Start of RECORDS FOR THE EXERCISE
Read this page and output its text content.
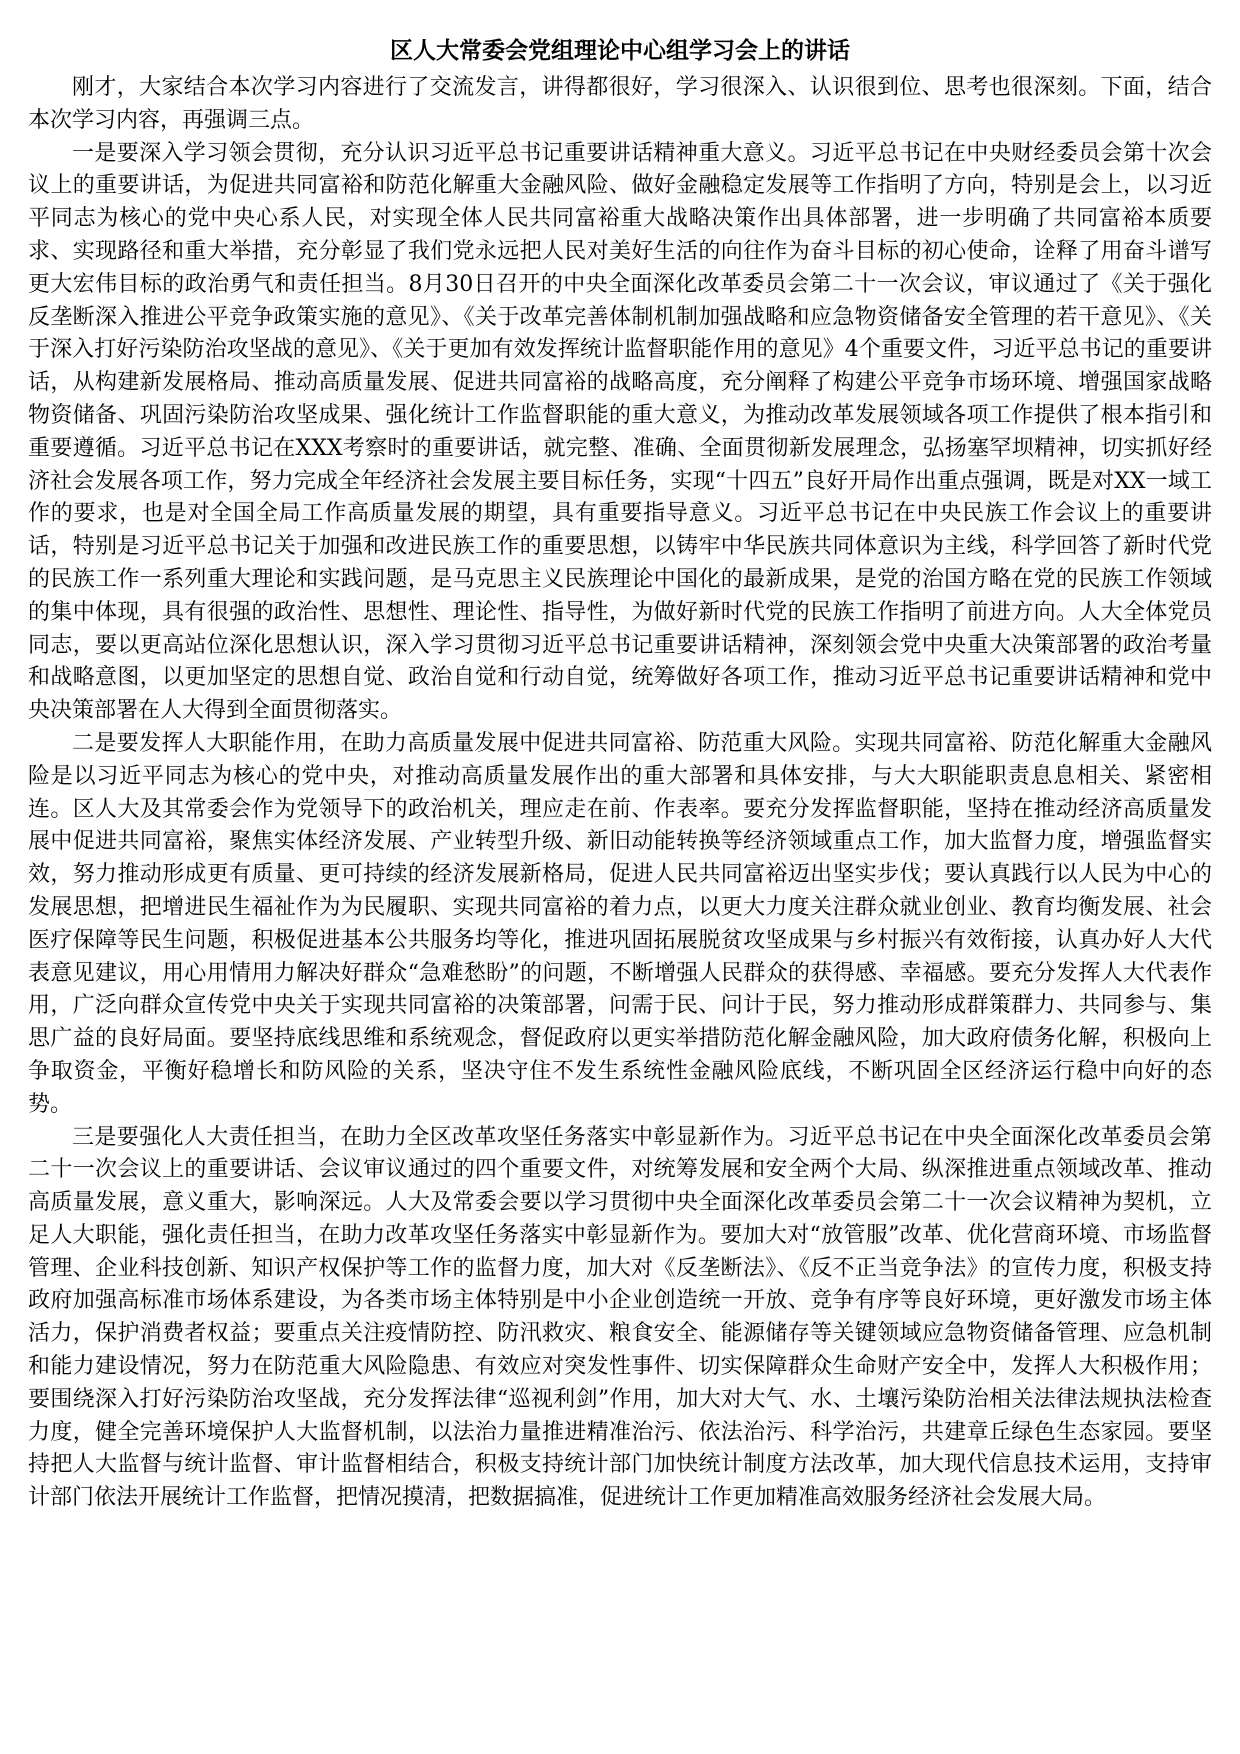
区人大常委会党组理论中心组学习会上的讲话

刚才，大家结合本次学习内容进行了交流发言，讲得都很好，学习很深入、认识很到位、思考也很深刻。下面，结合本次学习内容，再强调三点。

一是要深入学习领会贯彻，充分认识习近平总书记重要讲话精神重大意义。习近平总书记在中央财经委员会第十次会议上的重要讲话，为促进共同富裕和防范化解重大金融风险、做好金融稳定发展等工作指明了方向，特别是会上，以习近平同志为核心的党中央心系人民，对实现全体人民共同富裕重大战略决策作出具体部署，进一步明确了共同富裕本质要求、实现路径和重大举措，充分彰显了我们党永远把人民对美好生活的向往作为奋斗目标的初心使命，诠释了用奋斗谱写更大宏伟目标的政治勇气和责任担当。8月30日召开的中央全面深化改革委员会第二十一次会议，审议通过了《关于强化反垄断深入推进公平竞争政策实施的意见》、《关于改革完善体制机制加强战略和应急物资储备安全管理的若干意见》、《关于深入打好污染防治攻坚战的意见》、《关于更加有效发挥统计监督职能作用的意见》4个重要文件，习近平总书记的重要讲话，从构建新发展格局、推动高质量发展、促进共同富裕的战略高度，充分阐释了构建公平竞争市场环境、增强国家战略物资储备、巩固污染防治攻坚成果、强化统计工作监督职能的重大意义，为推动改革发展领域各项工作提供了根本指引和重要遵循。习近平总书记在XXX考察时的重要讲话，就完整、准确、全面贯彻新发展理念，弘扬塞罕坝精神，切实抓好经济社会发展各项工作，努力完成全年经济社会发展主要目标任务，实现“十四五”良好开局作出重点强调，既是对XX一域工作的要求，也是对全国全局工作高质量发展的期望，具有重要指导意义。习近平总书记在中央民族工作会议上的重要讲话，特别是习近平总书记关于加强和改进民族工作的重要思想，以铸牢中华民族共同体意识为主线，科学回答了新时代党的民族工作一系列重大理论和实践问题，是马克思主义民族理论中国化的最新成果，是党的治国方略在党的民族工作领域的集中体现，具有很强的政治性、思想性、理论性、指导性，为做好新时代党的民族工作指明了前进方向。人大全体党员同志，要以更高站位深化思想认识，深入学习贯彻习近平总书记重要讲话精神，深刻领会党中央重大决策部署的政治考量和战略意图，以更加坚定的思想自觉、政治自觉和行动自觉，统筹做好各项工作，推动习近平总书记重要讲话精神和党中央决策部署在人大得到全面贯彻落实。

二是要发挥人大职能作用，在助力高质量发展中促进共同富裕、防范重大风险。实现共同富裕、防范化解重大金融风险是以习近平同志为核心的党中央，对推动高质量发展作出的重大部署和具体安排，与大大职能职责息息相关、紧密相连。区人大及其常委会作为党领导下的政治机关，理应走在前、作表率。要充分发挥监督职能，坚持在推动经济高质量发展中促进共同富裕，聚焦实体经济发展、产业转型升级、新旧动能转换等经济领域重点工作，加大监督力度，增强监督实效，努力推动形成更有质量、更可持续的经济发展新格局，促进人民共同富裕迈出坚实步伐；要认真践行以人民为中心的发展思想，把增进民生福祉作为为民履职、实现共同富裕的着力点，以更大力度关注群众就业创业、教育均衡发展、社会医疗保障等民生问题，积极促进基本公共服务均等化，推进巩固拓展脱贫攻坚成果与乡村振兴有效衔接，认真办好人大代表意见建议，用心用情用力解决好群众“急难愁盼”的问题，不断增强人民群众的获得感、幸福感。要充分发挥人大代表作用，广泛向群众宣传党中央关于实现共同富裕的决策部署，问需于民、问计于民，努力推动形成群策群力、共同参与、集思广益的良好局面。要坚持底线思维和系统观念，督促政府以更实举措防范化解金融风险，加大政府债务化解，积极向上争取资金，平衡好稳增长和防风险的关系，坚决守住不发生系统性金融风险底线，不断巩固全区经济运行稳中向好的态势。

三是要强化人大责任担当，在助力全区改革攻坚任务落实中彰显新作为。习近平总书记在中央全面深化改革委员会第二十一次会议上的重要讲话、会议审议通过的四个重要文件，对统筹发展和安全两个大局、纵深推进重点领域改革、推动高质量发展，意义重大，影响深远。人大及常委会要以学习贯彻中央全面深化改革委员会第二十一次会议精神为契机，立足人大职能，强化责任担当，在助力改革攻坚任务落实中彰显新作为。要加大对“放管服”改革、优化营商环境、市场监督管理、企业科技创新、知识产权保护等工作的监督力度，加大对《反垄断法》、《反不正当竞争法》的宣传力度，积极支持政府加强高标准市场体系建设，为各类市场主体特别是中小企业创造统一开放、竞争有序等良好环境，更好激发市场主体活力，保护消费者权益；要重点关注疫情防控、防汛救灾、粮食安全、能源储存等关键领域应急物资储备管理、应急机制和能力建设情况，努力在防范重大风险隐患、有效应对突发性事件、切实保障群众生命财产安全中，发挥人大积极作用；要围绕深入打好污染防治攻坚战，充分发挥法律“巡视利剑”作用，加大对大气、水、土壤污染防治相关法律法规执法检查力度，健全完善环境保护人大监督机制，以法治力量推进精准治污、依法治污、科学治污，共建章丘绿色生态家园。要坚持把人大监督与统计监督、审计监督相结合，积极支持统计部门加快统计制度方法改革，加大现代信息技术运用，支持审计部门依法开展统计工作监督，把情况摸清，把数据搞准，促进统计工作更加精准高效服务经济社会发展大局。
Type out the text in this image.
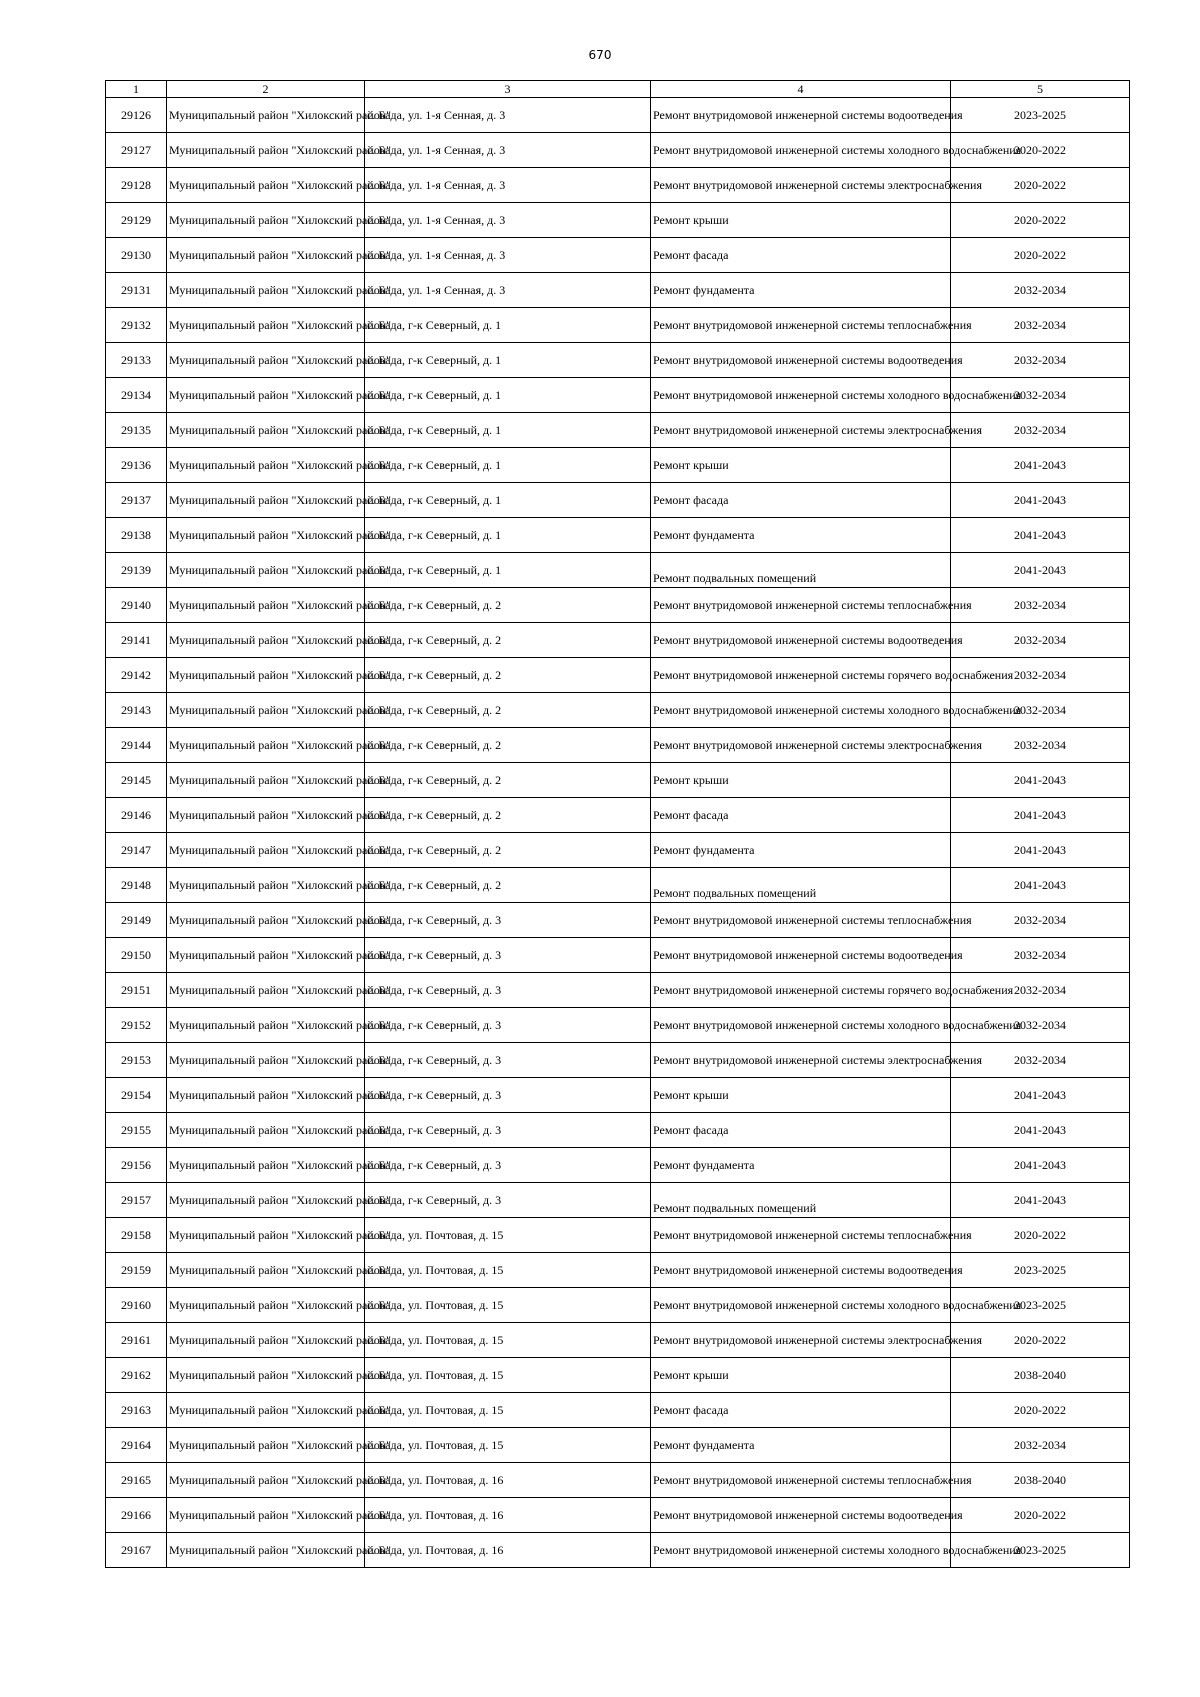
670
1	2	3	4	5
29126	Муниципальный район "Хилокский район"	с. Бада, ул. 1-я Сенная, д. 3	Ремонт внутридомовой инженерной системы водоотведения	2023-2025
29127	Муниципальный район "Хилокский район"	с. Бада, ул. 1-я Сенная, д. 3	Ремонт внутридомовой инженерной системы холодного водоснабжения	2020-2022
29128	Муниципальный район "Хилокский район"	с. Бада, ул. 1-я Сенная, д. 3	Ремонт внутридомовой инженерной системы электроснабжения	2020-2022
29129	Муниципальный район "Хилокский район"	с. Бада, ул. 1-я Сенная, д. 3	Ремонт крыши	2020-2022
29130	Муниципальный район "Хилокский район"	с. Бада, ул. 1-я Сенная, д. 3	Ремонт фасада	2020-2022
29131	Муниципальный район "Хилокский район"	с. Бада, ул. 1-я Сенная, д. 3	Ремонт фундамента	2032-2034
29132	Муниципальный район "Хилокский район"	с. Бада, г-к Северный, д. 1	Ремонт внутридомовой инженерной системы теплоснабжения	2032-2034
29133	Муниципальный район "Хилокский район"	с. Бада, г-к Северный, д. 1	Ремонт внутридомовой инженерной системы водоотведения	2032-2034
29134	Муниципальный район "Хилокский район"	с. Бада, г-к Северный, д. 1	Ремонт внутридомовой инженерной системы холодного водоснабжения	2032-2034
29135	Муниципальный район "Хилокский район"	с. Бада, г-к Северный, д. 1	Ремонт внутридомовой инженерной системы электроснабжения	2032-2034
29136	Муниципальный район "Хилокский район"	с. Бада, г-к Северный, д. 1	Ремонт крыши	2041-2043
29137	Муниципальный район "Хилокский район"	с. Бада, г-к Северный, д. 1	Ремонт фасада	2041-2043
29138	Муниципальный район "Хилокский район"	с. Бада, г-к Северный, д. 1	Ремонт фундамента	2041-2043
29139	Муниципальный район "Хилокский район"	с. Бада, г-к Северный, д. 1	Ремонт подвальных помещений	2041-2043
29140	Муниципальный район "Хилокский район"	с. Бада, г-к Северный, д. 2	Ремонт внутридомовой инженерной системы теплоснабжения	2032-2034
29141	Муниципальный район "Хилокский район"	с. Бада, г-к Северный, д. 2	Ремонт внутридомовой инженерной системы водоотведения	2032-2034
29142	Муниципальный район "Хилокский район"	с. Бада, г-к Северный, д. 2	Ремонт внутридомовой инженерной системы горячего водоснабжения	2032-2034
29143	Муниципальный район "Хилокский район"	с. Бада, г-к Северный, д. 2	Ремонт внутридомовой инженерной системы холодного водоснабжения	2032-2034
29144	Муниципальный район "Хилокский район"	с. Бада, г-к Северный, д. 2	Ремонт внутридомовой инженерной системы электроснабжения	2032-2034
29145	Муниципальный район "Хилокский район"	с. Бада, г-к Северный, д. 2	Ремонт крыши	2041-2043
29146	Муниципальный район "Хилокский район"	с. Бада, г-к Северный, д. 2	Ремонт фасада	2041-2043
29147	Муниципальный район "Хилокский район"	с. Бада, г-к Северный, д. 2	Ремонт фундамента	2041-2043
29148	Муниципальный район "Хилокский район"	с. Бада, г-к Северный, д. 2	Ремонт подвальных помещений	2041-2043
29149	Муниципальный район "Хилокский район"	с. Бада, г-к Северный, д. 3	Ремонт внутридомовой инженерной системы теплоснабжения	2032-2034
29150	Муниципальный район "Хилокский район"	с. Бада, г-к Северный, д. 3	Ремонт внутридомовой инженерной системы водоотведения	2032-2034
29151	Муниципальный район "Хилокский район"	с. Бада, г-к Северный, д. 3	Ремонт внутридомовой инженерной системы горячего водоснабжения	2032-2034
29152	Муниципальный район "Хилокский район"	с. Бада, г-к Северный, д. 3	Ремонт внутридомовой инженерной системы холодного водоснабжения	2032-2034
29153	Муниципальный район "Хилокский район"	с. Бада, г-к Северный, д. 3	Ремонт внутридомовой инженерной системы электроснабжения	2032-2034
29154	Муниципальный район "Хилокский район"	с. Бада, г-к Северный, д. 3	Ремонт крыши	2041-2043
29155	Муниципальный район "Хилокский район"	с. Бада, г-к Северный, д. 3	Ремонт фасада	2041-2043
29156	Муниципальный район "Хилокский район"	с. Бада, г-к Северный, д. 3	Ремонт фундамента	2041-2043
29157	Муниципальный район "Хилокский район"	с. Бада, г-к Северный, д. 3	Ремонт подвальных помещений	2041-2043
29158	Муниципальный район "Хилокский район"	с. Бада, ул. Почтовая, д. 15	Ремонт внутридомовой инженерной системы теплоснабжения	2020-2022
29159	Муниципальный район "Хилокский район"	с. Бада, ул. Почтовая, д. 15	Ремонт внутридомовой инженерной системы водоотведения	2023-2025
29160	Муниципальный район "Хилокский район"	с. Бада, ул. Почтовая, д. 15	Ремонт внутридомовой инженерной системы холодного водоснабжения	2023-2025
29161	Муниципальный район "Хилокский район"	с. Бада, ул. Почтовая, д. 15	Ремонт внутридомовой инженерной системы электроснабжения	2020-2022
29162	Муниципальный район "Хилокский район"	с. Бада, ул. Почтовая, д. 15	Ремонт крыши	2038-2040
29163	Муниципальный район "Хилокский район"	с. Бада, ул. Почтовая, д. 15	Ремонт фасада	2020-2022
29164	Муниципальный район "Хилокский район"	с. Бада, ул. Почтовая, д. 15	Ремонт фундамента	2032-2034
29165	Муниципальный район "Хилокский район"	с. Бада, ул. Почтовая, д. 16	Ремонт внутридомовой инженерной системы теплоснабжения	2038-2040
29166	Муниципальный район "Хилокский район"	с. Бада, ул. Почтовая, д. 16	Ремонт внутридомовой инженерной системы водоотведения	2020-2022
29167	Муниципальный район "Хилокский район"	с. Бада, ул. Почтовая, д. 16	Ремонт внутридомовой инженерной системы холодного водоснабжения	2023-2025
End of RECORDS FOR THE EXERCISE
Which lines in the records above contain the string "электроснабжения"? Copy each one.

29128	Муниципальный район "Хилокский район"	с. Бада, ул. 1-я Сенная, д. 3	Ремонт внутридомовой инженерной системы электроснабжения	2020-2022
29135	Муниципальный район "Хилокский район"	с. Бада, г-к Северный, д. 1	Ремонт внутридомовой инженерной системы электроснабжения	2032-2034
29144	Муниципальный район "Хилокский район"	с. Бада, г-к Северный, д. 2	Ремонт внутридомовой инженерной системы электроснабжения	2032-2034
29153	Муниципальный район "Хилокский район"	с. Бада, г-к Северный, д. 3	Ремонт внутридомовой инженерной системы электроснабжения	2032-2034
29161	Муниципальный район "Хилокский район"	с. Бада, ул. Почтовая, д. 15	Ремонт внутридомовой инженерной системы электроснабжения	2020-2022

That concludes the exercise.